**Exercise objective**:
Without any images, write the data out exactly as it appears.

== Stored data ==

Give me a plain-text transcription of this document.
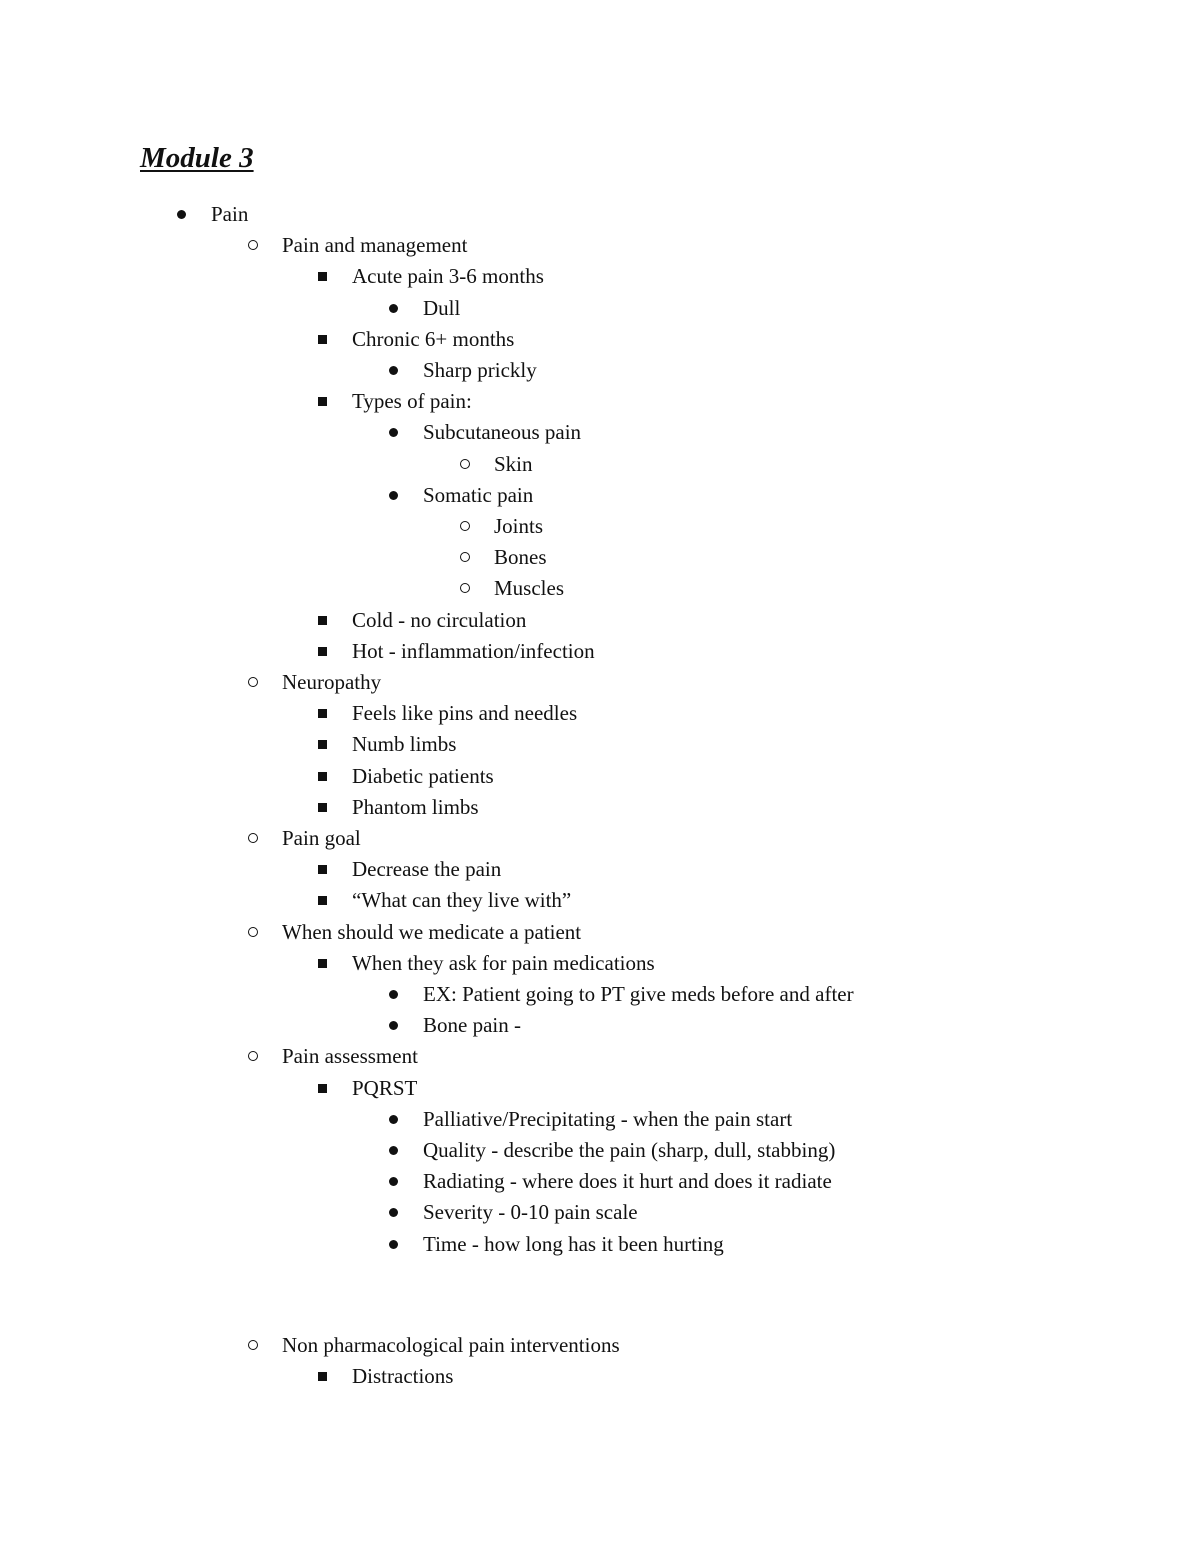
Module 3
Pain
Pain and management
Acute pain 3-6 months
Dull
Chronic 6+ months
Sharp prickly
Types of pain:
Subcutaneous pain
Skin
Somatic pain
Joints
Bones
Muscles
Cold - no circulation
Hot - inflammation/infection
Neuropathy
Feels like pins and needles
Numb limbs
Diabetic patients
Phantom limbs
Pain goal
Decrease the pain
“What can they live with”
When should we medicate a patient
When they ask for pain medications
EX: Patient going to PT give meds before and after
Bone pain -
Pain assessment
PQRST
Palliative/Precipitating - when the pain start
Quality - describe the pain (sharp, dull, stabbing)
Radiating - where does it hurt and does it radiate
Severity - 0-10 pain scale
Time - how long has it been hurting
Non pharmacological pain interventions
Distractions
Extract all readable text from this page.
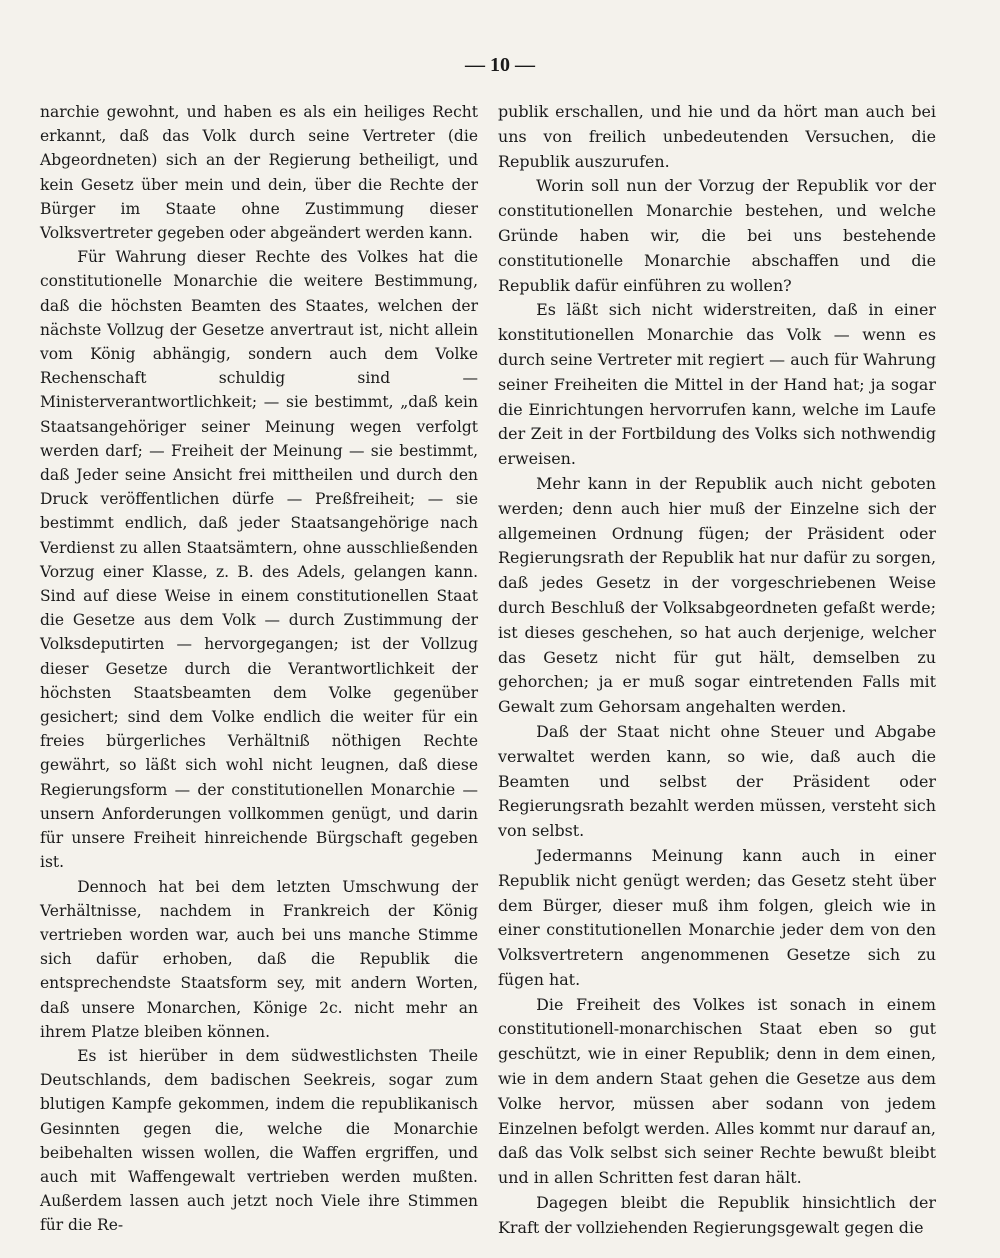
— 10 —

narchie gewohnt, und haben es als ein heiliges Recht erkannt, daß das Volk durch seine Vertreter (die Abgeordneten) sich an der Regierung betheiligt, und kein Gesetz über mein und dein, über die Rechte der Bürger im Staate ohne Zustimmung dieser Volksvertreter gegeben oder abgeändert werden kann.

Für Wahrung dieser Rechte des Volkes hat die constitutionelle Monarchie die weitere Bestimmung, daß die höchsten Beamten des Staates, welchen der nächste Vollzug der Gesetze anvertraut ist, nicht allein vom König abhängig, sondern auch dem Volke Rechenschaft schuldig sind — Ministerverantwortlichkeit; — sie bestimmt, „daß kein Staatsangehöriger seiner Meinung wegen verfolgt werden darf; — Freiheit der Meinung — sie bestimmt, daß Jeder seine Ansicht frei mittheilen und durch den Druck veröffentlichen dürfe — Preßfreiheit; — sie bestimmt endlich, daß jeder Staatsangehörige nach Verdienst zu allen Staatsämtern, ohne ausschließenden Vorzug einer Klasse, z. B. des Adels, gelangen kann. Sind auf diese Weise in einem constitutionellen Staat die Gesetze aus dem Volk — durch Zustimmung der Volksdeputirten — hervorgegangen; ist der Vollzug dieser Gesetze durch die Verantwortlichkeit der höchsten Staatsbeamten dem Volke gegenüber gesichert; sind dem Volke endlich die weiter für ein freies bürgerliches Verhältniß nöthigen Rechte gewährt, so läßt sich wohl nicht leugnen, daß diese Regierungsform — der constitutionellen Monarchie — unsern Anforderungen vollkommen genügt, und darin für unsere Freiheit hinreichende Bürgschaft gegeben ist.

Dennoch hat bei dem letzten Umschwung der Verhältnisse, nachdem in Frankreich der König vertrieben worden war, auch bei uns manche Stimme sich dafür erhoben, daß die Republik die entsprechendste Staatsform sey, mit andern Worten, daß unsere Monarchen, Könige 2c. nicht mehr an ihrem Platze bleiben können.

Es ist hierüber in dem südwestlichsten Theile Deutschlands, dem badischen Seekreis, sogar zum blutigen Kampfe gekommen, indem die republikanisch Gesinnten gegen die, welche die Monarchie beibehalten wissen wollen, die Waffen ergriffen, und auch mit Waffengewalt vertrieben werden mußten. Außerdem lassen auch jetzt noch Viele ihre Stimmen für die Re-

publik erschallen, und hie und da hört man auch bei uns von freilich unbedeutenden Versuchen, die Republik auszurufen.

Worin soll nun der Vorzug der Republik vor der constitutionellen Monarchie bestehen, und welche Gründe haben wir, die bei uns bestehende constitutionelle Monarchie abschaffen und die Republik dafür einführen zu wollen?

Es läßt sich nicht widerstreiten, daß in einer konstitutionellen Monarchie das Volk — wenn es durch seine Vertreter mit regiert — auch für Wahrung seiner Freiheiten die Mittel in der Hand hat; ja sogar die Einrichtungen hervorrufen kann, welche im Laufe der Zeit in der Fortbildung des Volks sich nothwendig erweisen.

Mehr kann in der Republik auch nicht geboten werden; denn auch hier muß der Einzelne sich der allgemeinen Ordnung fügen; der Präsident oder Regierungsrath der Republik hat nur dafür zu sorgen, daß jedes Gesetz in der vorgeschriebenen Weise durch Beschluß der Volksabgeordneten gefaßt werde; ist dieses geschehen, so hat auch derjenige, welcher das Gesetz nicht für gut hält, demselben zu gehorchen; ja er muß sogar eintretenden Falls mit Gewalt zum Gehorsam angehalten werden.

Daß der Staat nicht ohne Steuer und Abgabe verwaltet werden kann, so wie, daß auch die Beamten und selbst der Präsident oder Regierungsrath bezahlt werden müssen, versteht sich von selbst.

Jedermanns Meinung kann auch in einer Republik nicht genügt werden; das Gesetz steht über dem Bürger, dieser muß ihm folgen, gleich wie in einer constitutionellen Monarchie jeder dem von den Volksvertretern angenommenen Gesetze sich zu fügen hat.

Die Freiheit des Volkes ist sonach in einem constitutionell-monarchischen Staat eben so gut geschützt, wie in einer Republik; denn in dem einen, wie in dem andern Staat gehen die Gesetze aus dem Volke hervor, müssen aber sodann von jedem Einzelnen befolgt werden. Alles kommt nur darauf an, daß das Volk selbst sich seiner Rechte bewußt bleibt und in allen Schritten fest daran hält.

Dagegen bleibt die Republik hinsichtlich der Kraft der vollziehenden Regierungsgewalt gegen die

===

**Output for this task**:
Give me a plain-text transcription of this document.
Module 3
Pain
Pain and management
Acute pain 3-6 months
Dull
Chronic 6+ months
Sharp prickly
Types of pain:
Subcutaneous pain
Skin
Somatic pain
Joints
Bones
Muscles
Cold - no circulation
Hot - inflammation/infection
Neuropathy
Feels like pins and needles
Numb limbs
Diabetic patients
Phantom limbs
Pain goal
Decrease the pain
“What can they live with”
When should we medicate a patient
When they ask for pain medications
EX: Patient going to PT give meds before and after
Bone pain -
Pain assessment
PQRST
Palliative/Precipitating - when the pain start
Quality - describe the pain (sharp, dull, stabbing)
Radiating - where does it hurt and does it radiate
Severity - 0-10 pain scale
Time - how long has it been hurting
Non pharmacological pain interventions
Distractions
Extract all readable text from this page.
— 10 —

narchie gewohnt, und haben es als ein heiliges Recht erkannt, daß das Volk durch seine Vertreter (die Abgeordneten) sich an der Regierung betheiligt, und kein Gesetz über mein und dein, über die Rechte der Bürger im Staate ohne Zustimmung dieser Volksvertreter gegeben oder abgeändert werden kann.

Für Wahrung dieser Rechte des Volkes hat die constitutionelle Monarchie die weitere Bestimmung, daß die höchsten Beamten des Staates, welchen der nächste Vollzug der Gesetze anvertraut ist, nicht allein vom König abhängig, sondern auch dem Volke Rechenschaft schuldig sind — Ministerverantwortlichkeit; — sie bestimmt, „daß kein Staatsangehöriger seiner Meinung wegen verfolgt werden darf; — Freiheit der Meinung — sie bestimmt, daß Jeder seine Ansicht frei mittheilen und durch den Druck veröffentlichen dürfe — Preßfreiheit; — sie bestimmt endlich, daß jeder Staatsangehörige nach Verdienst zu allen Staatsämtern, ohne ausschließenden Vorzug einer Klasse, z. B. des Adels, gelangen kann. Sind auf diese Weise in einem constitutionellen Staat die Gesetze aus dem Volk — durch Zustimmung der Volksdeputirten — hervorgegangen; ist der Vollzug dieser Gesetze durch die Verantwortlichkeit der höchsten Staatsbeamten dem Volke gegenüber gesichert; sind dem Volke endlich die weiter für ein freies bürgerliches Verhältniß nöthigen Rechte gewährt, so läßt sich wohl nicht leugnen, daß diese Regierungsform — der constitutionellen Monarchie — unsern Anforderungen vollkommen genügt, und darin für unsere Freiheit hinreichende Bürgschaft gegeben ist.

Dennoch hat bei dem letzten Umschwung der Verhältnisse, nachdem in Frankreich der König vertrieben worden war, auch bei uns manche Stimme sich dafür erhoben, daß die Republik die entsprechendste Staatsform sey, mit andern Worten, daß unsere Monarchen, Könige 2c. nicht mehr an ihrem Platze bleiben können.

Es ist hierüber in dem südwestlichsten Theile Deutschlands, dem badischen Seekreis, sogar zum blutigen Kampfe gekommen, indem die republikanisch Gesinnten gegen die, welche die Monarchie beibehalten wissen wollen, die Waffen ergriffen, und auch mit Waffengewalt vertrieben werden mußten. Außerdem lassen auch jetzt noch Viele ihre Stimmen für die Re-

publik erschallen, und hie und da hört man auch bei uns von freilich unbedeutenden Versuchen, die Republik auszurufen.

Worin soll nun der Vorzug der Republik vor der constitutionellen Monarchie bestehen, und welche Gründe haben wir, die bei uns bestehende constitutionelle Monarchie abschaffen und die Republik dafür einführen zu wollen?

Es läßt sich nicht widerstreiten, daß in einer konstitutionellen Monarchie das Volk — wenn es durch seine Vertreter mit regiert — auch für Wahrung seiner Freiheiten die Mittel in der Hand hat; ja sogar die Einrichtungen hervorrufen kann, welche im Laufe der Zeit in der Fortbildung des Volks sich nothwendig erweisen.

Mehr kann in der Republik auch nicht geboten werden; denn auch hier muß der Einzelne sich der allgemeinen Ordnung fügen; der Präsident oder Regierungsrath der Republik hat nur dafür zu sorgen, daß jedes Gesetz in der vorgeschriebenen Weise durch Beschluß der Volksabgeordneten gefaßt werde; ist dieses geschehen, so hat auch derjenige, welcher das Gesetz nicht für gut hält, demselben zu gehorchen; ja er muß sogar eintretenden Falls mit Gewalt zum Gehorsam angehalten werden.

Daß der Staat nicht ohne Steuer und Abgabe verwaltet werden kann, so wie, daß auch die Beamten und selbst der Präsident oder Regierungsrath bezahlt werden müssen, versteht sich von selbst.

Jedermanns Meinung kann auch in einer Republik nicht genügt werden; das Gesetz steht über dem Bürger, dieser muß ihm folgen, gleich wie in einer constitutionellen Monarchie jeder dem von den Volksvertretern angenommenen Gesetze sich zu fügen hat.

Die Freiheit des Volkes ist sonach in einem constitutionell-monarchischen Staat eben so gut geschützt, wie in einer Republik; denn in dem einen, wie in dem andern Staat gehen die Gesetze aus dem Volke hervor, müssen aber sodann von jedem Einzelnen befolgt werden. Alles kommt nur darauf an, daß das Volk selbst sich seiner Rechte bewußt bleibt und in allen Schritten fest daran hält.

Dagegen bleibt die Republik hinsichtlich der Kraft der vollziehenden Regierungsgewalt gegen die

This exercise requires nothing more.